_指示_
止水栓の文章を、最後の文の後から引き継いで書き進めてください。

_本文_
.....
説明

止水栓

【課題】 メンテ性がよく、コンパクトでありながら多くの流量を流すことができ、かつ漏水や止水不良を起こすことのない信頼性の高い止水栓を提供することを可能とする。
【解決手段】 本発明では、水栓本体の前記流入口よりも上流側には、前記開口雌ねじと同軸状に上流雌ねじが形成されており、また、こま部材の流入口よりも上流側には、このこま部材と一体に軸回り方向に回転可能で、かつ、上流側ねじ部と螺合する送りねじ部が外周に形成されたガイド部材が固定されており、こま部材が回転してガイド部材が流入口から離れる軸線方向に移動する際には、止水弁体が流入口を閉塞する軸線方向このこま部材を移動させると共に、ガイド部材が流入口に近づく軸線方向に移動する際には、こま部材を軸線方向に移動させないようにした。
.....
_提供データ_
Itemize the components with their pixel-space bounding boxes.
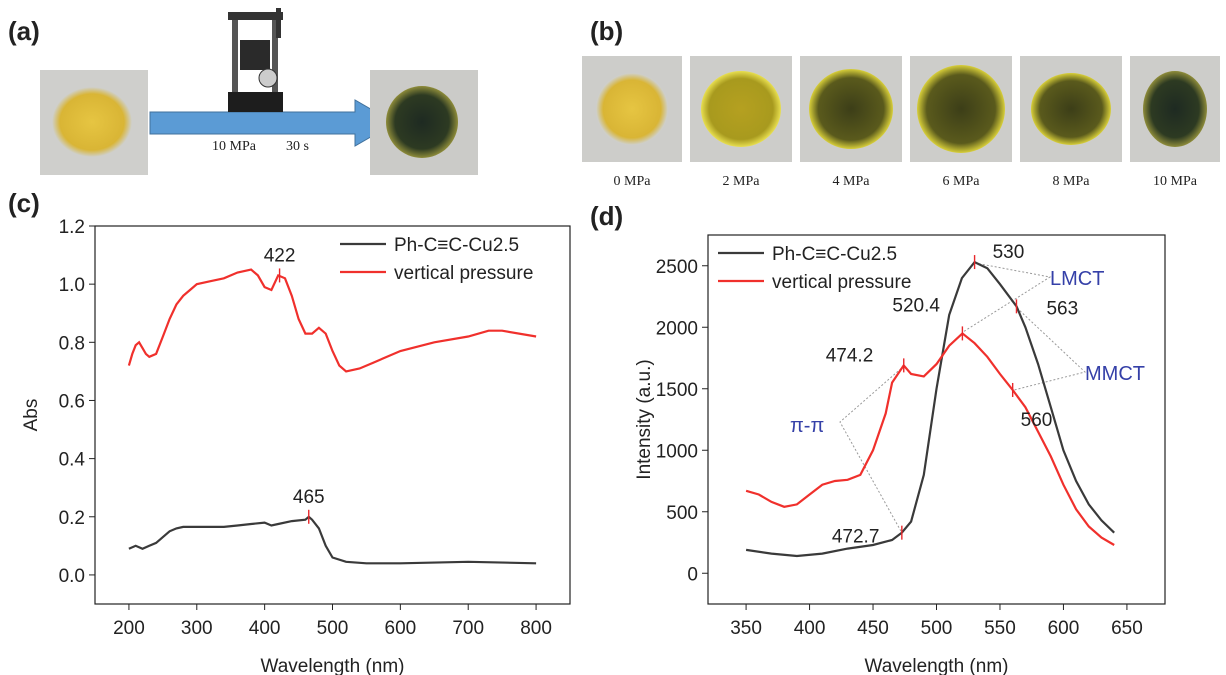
y-tick-label: 1000 <box>656 441 698 462</box>
photo-row: 0 MPa 2 MPa 4 MPa 6 MPa 8 MPa 10 MPa <box>582 56 1220 189</box>
photo-label: 10 MPa <box>1153 174 1198 189</box>
y-tick-label: 1.2 <box>59 217 85 238</box>
photo-label: 0 MPa <box>614 174 652 189</box>
y-tick-label: 500 <box>666 503 698 524</box>
sample <box>701 71 781 147</box>
x-tick-label: 600 <box>1048 618 1080 639</box>
x-tick-label: 300 <box>181 618 213 639</box>
panel-label: (b) <box>590 16 623 46</box>
y-tick-label: 1500 <box>656 380 698 401</box>
x-tick-label: 600 <box>385 618 417 639</box>
sample <box>809 69 893 149</box>
figure: (a) 10 MPa 30 s (b) 0 MPa 2 MPa 4 MPa 6 MPa… <box>0 0 1226 675</box>
press <box>228 8 283 112</box>
annotation-label: 530 <box>993 242 1025 263</box>
condition: 30 s <box>286 139 309 154</box>
y-axis-label: Intensity (a.u.) <box>634 359 655 479</box>
annotation-label: 560 <box>1021 410 1053 431</box>
x-axis-label: Wavelength (nm) <box>261 656 405 675</box>
annotation-label: 563 <box>1046 298 1078 319</box>
x-tick-label: 450 <box>857 618 889 639</box>
condition: 10 MPa <box>212 139 257 154</box>
x-axis-label: Wavelength (nm) <box>865 656 1009 675</box>
pellet <box>386 86 458 158</box>
annotation-label: 520.4 <box>892 295 940 316</box>
transition-label: LMCT <box>1050 268 1104 290</box>
sample <box>917 65 1005 153</box>
sample <box>596 73 668 145</box>
legend-label: vertical pressure <box>394 263 533 284</box>
annotation-label: 474.2 <box>826 345 874 366</box>
photo-label: 4 MPa <box>833 174 871 189</box>
y-tick-label: 0.8 <box>59 333 85 354</box>
x-tick-label: 500 <box>317 618 349 639</box>
panel-label: (a) <box>8 16 40 46</box>
y-tick-label: 1.0 <box>59 275 85 296</box>
legend-label: Ph-C≡C-Cu2.5 <box>772 244 897 265</box>
annotation-label: 472.7 <box>832 527 880 548</box>
x-tick-label: 650 <box>1111 618 1143 639</box>
x-tick-label: 500 <box>921 618 953 639</box>
sample <box>1143 71 1207 147</box>
annotation-label: 422 <box>264 245 296 266</box>
y-tick-label: 2000 <box>656 318 698 339</box>
y-tick-label: 0.0 <box>59 566 85 587</box>
page: {"panels": { "a": {"label": "(a)", "cond… <box>0 0 1226 675</box>
y-tick-label: 0.4 <box>59 450 86 471</box>
annotation-label: 465 <box>293 487 325 508</box>
body: (a) 10 MPa 30 s (b) 0 MPa 2 MPa 4 MPa 6 MPa… <box>0 0 1226 675</box>
panel-label: (c) <box>8 188 40 218</box>
series-line <box>129 517 536 564</box>
x-tick-label: 400 <box>249 618 281 639</box>
legend-label: Ph-C≡C-Cu2.5 <box>394 235 519 256</box>
legend-label: vertical pressure <box>772 272 911 293</box>
sample <box>1031 73 1111 145</box>
y-tick-label: 2500 <box>656 257 698 278</box>
powder <box>52 87 132 157</box>
series-line <box>129 270 536 372</box>
x-tick-label: 200 <box>113 618 145 639</box>
transition-label: MMCT <box>1085 363 1145 385</box>
x-tick-label: 350 <box>730 618 762 639</box>
transition-label: π-π <box>790 415 824 437</box>
y-tick-label: 0 <box>687 564 698 585</box>
x-tick-label: 400 <box>794 618 826 639</box>
x-tick-label: 800 <box>520 618 552 639</box>
photo-label: 2 MPa <box>723 174 761 189</box>
photo-label: 6 MPa <box>943 174 981 189</box>
y-tick-label: 0.2 <box>59 508 85 529</box>
panel-label: (d) <box>590 201 623 231</box>
x-tick-label: 700 <box>452 618 484 639</box>
x-tick-label: 550 <box>984 618 1016 639</box>
photo-label: 8 MPa <box>1053 174 1091 189</box>
y-axis-label: Abs <box>21 399 42 432</box>
y-tick-label: 0.6 <box>59 391 85 412</box>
.....
_回答_
【発明の詳細な説明】
【技術分野】
【0001】
本発明は、吐水先と給水源とを繋ぐ給水流路に設けられる止水栓に係り、特に、ストレーナを備えており、止水状態でストレーナを着脱してメンテナンス可能であり、しかも、止水弁体が逆流防止機能も果たすタイプの止水栓に関する発明である。
なお、給水流路としては、便器洗浄フラッシュバルブ、便器洗浄水タンクへの給水路や、洗面器などに固定されて使用される水栓への給水路等が挙げられる。
【背景技術】
【0002】
従来の止水栓として、ストレーナを備えており、止水状態でストレーナを着脱してメンテナンス可能であり、しかも、止水弁体が逆流防止機能も果たすものが知られている。(例えば、特許文献1参照。)。
この特許文献1に記載された止水栓においては、給水流路の内側に通水筒をねじ込んで固定し、この通水筒の内側に設けられたねじ孔に調節栓が螺着されており、そして、調節栓の挿孔に止水機能も果たす逆止弁が保持されている。そして、調節栓とは別に栓が設けられており、この栓にはストレーナが嵌装されている。そのため、調節栓をねじ込むことにより逆止弁を通水筒に押付けて止水状態とし、その状態で栓を取り外してストレーナを抜き取ることができ、水道の元栓を締めなくても簡単にストレーナの清掃ができる。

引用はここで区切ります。